Go through the data below and copy it exactly, skipping every picture.
------ Supplied material ------
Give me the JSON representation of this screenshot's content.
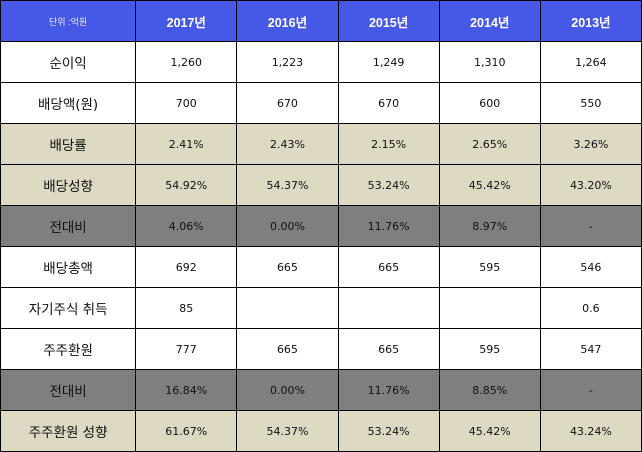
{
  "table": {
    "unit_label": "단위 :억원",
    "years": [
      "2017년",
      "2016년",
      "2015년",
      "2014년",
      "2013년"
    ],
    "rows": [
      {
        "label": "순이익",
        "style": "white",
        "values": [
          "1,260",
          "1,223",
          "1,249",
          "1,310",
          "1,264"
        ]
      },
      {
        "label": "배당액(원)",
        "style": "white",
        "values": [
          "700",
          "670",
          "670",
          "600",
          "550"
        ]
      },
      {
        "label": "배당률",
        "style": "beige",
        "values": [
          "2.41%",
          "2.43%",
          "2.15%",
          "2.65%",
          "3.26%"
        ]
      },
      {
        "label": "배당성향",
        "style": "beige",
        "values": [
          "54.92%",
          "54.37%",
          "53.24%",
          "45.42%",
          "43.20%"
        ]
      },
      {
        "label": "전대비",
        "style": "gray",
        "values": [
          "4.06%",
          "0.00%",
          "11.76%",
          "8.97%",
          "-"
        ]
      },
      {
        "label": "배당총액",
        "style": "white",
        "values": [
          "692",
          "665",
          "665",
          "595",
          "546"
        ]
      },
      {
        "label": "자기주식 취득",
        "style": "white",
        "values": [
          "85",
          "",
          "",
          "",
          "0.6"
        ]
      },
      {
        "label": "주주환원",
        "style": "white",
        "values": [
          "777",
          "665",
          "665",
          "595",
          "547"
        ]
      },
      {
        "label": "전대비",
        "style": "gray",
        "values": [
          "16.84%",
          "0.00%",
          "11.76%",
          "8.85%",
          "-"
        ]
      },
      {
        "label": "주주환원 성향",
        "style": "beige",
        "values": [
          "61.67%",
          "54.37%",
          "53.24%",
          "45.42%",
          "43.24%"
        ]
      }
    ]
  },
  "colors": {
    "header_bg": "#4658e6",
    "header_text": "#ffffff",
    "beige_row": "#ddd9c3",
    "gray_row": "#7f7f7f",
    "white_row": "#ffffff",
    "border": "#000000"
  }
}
------
▶ _Output for this exercise_:
Give me the JSON representation of this screenshot's content.
{
  "table": {
    "unit_label": "단위 :억원",
    "years": [
      "2017년",
      "2016년",
      "2015년",
      "2014년",
      "2013년"
    ],
    "rows": [
      {
        "label": "순이익",
        "style": "white",
        "values": [
          "1,260",
          "1,223",
          "1,249",
          "1,310",
          "1,264"
        ]
      },
      {
        "label": "배당액(원)",
        "style": "white",
        "values": [
          "700",
          "670",
          "670",
          "600",
          "550"
        ]
      },
      {
        "label": "배당률",
        "style": "beige",
        "values": [
          "2.41%",
          "2.43%",
          "2.15%",
          "2.65%",
          "3.26%"
        ]
      },
      {
        "label": "배당성향",
        "style": "beige",
        "values": [
          "54.92%",
          "54.37%",
          "53.24%",
          "45.42%",
          "43.20%"
        ]
      },
      {
        "label": "전대비",
        "style": "gray",
        "values": [
          "4.06%",
          "0.00%",
          "11.76%",
          "8.97%",
          "-"
        ]
      },
      {
        "label": "배당총액",
        "style": "white",
        "values": [
          "692",
          "665",
          "665",
          "595",
          "546"
        ]
      },
      {
        "label": "자기주식 취득",
        "style": "white",
        "values": [
          "85",
          "",
          "",
          "",
          "0.6"
        ]
      },
      {
        "label": "주주환원",
        "style": "white",
        "values": [
          "777",
          "665",
          "665",
          "595",
          "547"
        ]
      },
      {
        "label": "전대비",
        "style": "gray",
        "values": [
          "16.84%",
          "0.00%",
          "11.76%",
          "8.85%",
          "-"
        ]
      },
      {
        "label": "주주환원 성향",
        "style": "beige",
        "values": [
          "61.67%",
          "54.37%",
          "53.24%",
          "45.42%",
          "43.24%"
        ]
      }
    ]
  },
  "colors": {
    "header_bg": "#4658e6",
    "header_text": "#ffffff",
    "beige_row": "#ddd9c3",
    "gray_row": "#7f7f7f",
    "white_row": "#ffffff",
    "border": "#000000"
  }
}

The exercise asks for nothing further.